Dataset entries
________

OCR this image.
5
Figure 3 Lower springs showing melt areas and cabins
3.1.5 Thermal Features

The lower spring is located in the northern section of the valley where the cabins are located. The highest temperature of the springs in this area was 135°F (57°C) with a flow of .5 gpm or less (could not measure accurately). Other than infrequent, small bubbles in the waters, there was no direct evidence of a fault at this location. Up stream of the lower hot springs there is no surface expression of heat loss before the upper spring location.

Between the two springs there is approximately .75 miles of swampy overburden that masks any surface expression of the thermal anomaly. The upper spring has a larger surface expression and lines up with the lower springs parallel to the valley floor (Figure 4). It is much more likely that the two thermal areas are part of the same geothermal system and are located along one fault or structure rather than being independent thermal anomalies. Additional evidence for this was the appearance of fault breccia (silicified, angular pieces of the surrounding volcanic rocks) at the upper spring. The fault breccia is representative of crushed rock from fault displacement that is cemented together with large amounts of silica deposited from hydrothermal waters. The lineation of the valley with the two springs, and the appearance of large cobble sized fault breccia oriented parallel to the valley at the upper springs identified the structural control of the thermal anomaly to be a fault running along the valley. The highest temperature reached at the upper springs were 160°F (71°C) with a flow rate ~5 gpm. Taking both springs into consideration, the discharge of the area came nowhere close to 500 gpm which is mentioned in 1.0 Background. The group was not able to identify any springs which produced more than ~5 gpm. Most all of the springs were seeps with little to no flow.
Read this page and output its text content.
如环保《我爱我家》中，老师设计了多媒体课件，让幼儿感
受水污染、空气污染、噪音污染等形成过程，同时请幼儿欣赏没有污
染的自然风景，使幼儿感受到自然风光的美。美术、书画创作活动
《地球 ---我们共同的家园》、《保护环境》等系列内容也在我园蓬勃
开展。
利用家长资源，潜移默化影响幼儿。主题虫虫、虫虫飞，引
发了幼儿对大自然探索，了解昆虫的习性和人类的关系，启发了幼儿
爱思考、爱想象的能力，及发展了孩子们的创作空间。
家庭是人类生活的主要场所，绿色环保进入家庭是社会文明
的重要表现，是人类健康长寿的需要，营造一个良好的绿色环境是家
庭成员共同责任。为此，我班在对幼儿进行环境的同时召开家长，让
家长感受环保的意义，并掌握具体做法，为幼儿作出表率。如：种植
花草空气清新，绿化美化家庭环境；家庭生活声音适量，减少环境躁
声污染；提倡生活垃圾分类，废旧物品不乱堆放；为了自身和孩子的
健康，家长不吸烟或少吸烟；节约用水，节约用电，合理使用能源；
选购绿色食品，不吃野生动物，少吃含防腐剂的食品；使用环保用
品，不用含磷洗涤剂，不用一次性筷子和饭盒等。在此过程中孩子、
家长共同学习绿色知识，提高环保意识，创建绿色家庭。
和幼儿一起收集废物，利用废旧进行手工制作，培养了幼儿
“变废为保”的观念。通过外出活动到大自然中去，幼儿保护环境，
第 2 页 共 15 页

________

* [Written task]:
Retype the whole listing above exactly.

* [Task result]:
OCR this image.
5
Figure 3 Lower springs showing melt areas and cabins
3.1.5 Thermal Features

The lower spring is located in the northern section of the valley where the cabins are located. The highest temperature of the springs in this area was 135°F (57°C) with a flow of .5 gpm or less (could not measure accurately). Other than infrequent, small bubbles in the waters, there was no direct evidence of a fault at this location. Up stream of the lower hot springs there is no surface expression of heat loss before the upper spring location.

Between the two springs there is approximately .75 miles of swampy overburden that masks any surface expression of the thermal anomaly. The upper spring has a larger surface expression and lines up with the lower springs parallel to the valley floor (Figure 4). It is much more likely that the two thermal areas are part of the same geothermal system and are located along one fault or structure rather than being independent thermal anomalies. Additional evidence for this was the appearance of fault breccia (silicified, angular pieces of the surrounding volcanic rocks) at the upper spring. The fault breccia is representative of crushed rock from fault displacement that is cemented together with large amounts of silica deposited from hydrothermal waters. The lineation of the valley with the two springs, and the appearance of large cobble sized fault breccia oriented parallel to the valley at the upper springs identified the structural control of the thermal anomaly to be a fault running along the valley. The highest temperature reached at the upper springs were 160°F (71°C) with a flow rate ~5 gpm. Taking both springs into consideration, the discharge of the area came nowhere close to 500 gpm which is mentioned in 1.0 Background. The group was not able to identify any springs which produced more than ~5 gpm. Most all of the springs were seeps with little to no flow.
Read this page and output its text content.
如环保《我爱我家》中，老师设计了多媒体课件，让幼儿感
受水污染、空气污染、噪音污染等形成过程，同时请幼儿欣赏没有污
染的自然风景，使幼儿感受到自然风光的美。美术、书画创作活动
《地球 ---我们共同的家园》、《保护环境》等系列内容也在我园蓬勃
开展。
利用家长资源，潜移默化影响幼儿。主题虫虫、虫虫飞，引
发了幼儿对大自然探索，了解昆虫的习性和人类的关系，启发了幼儿
爱思考、爱想象的能力，及发展了孩子们的创作空间。
家庭是人类生活的主要场所，绿色环保进入家庭是社会文明
的重要表现，是人类健康长寿的需要，营造一个良好的绿色环境是家
庭成员共同责任。为此，我班在对幼儿进行环境的同时召开家长，让
家长感受环保的意义，并掌握具体做法，为幼儿作出表率。如：种植
花草空气清新，绿化美化家庭环境；家庭生活声音适量，减少环境躁
声污染；提倡生活垃圾分类，废旧物品不乱堆放；为了自身和孩子的
健康，家长不吸烟或少吸烟；节约用水，节约用电，合理使用能源；
选购绿色食品，不吃野生动物，少吃含防腐剂的食品；使用环保用
品，不用含磷洗涤剂，不用一次性筷子和饭盒等。在此过程中孩子、
家长共同学习绿色知识，提高环保意识，创建绿色家庭。
和幼儿一起收集废物，利用废旧进行手工制作，培养了幼儿
“变废为保”的观念。通过外出活动到大自然中去，幼儿保护环境，
第 2 页 共 15 页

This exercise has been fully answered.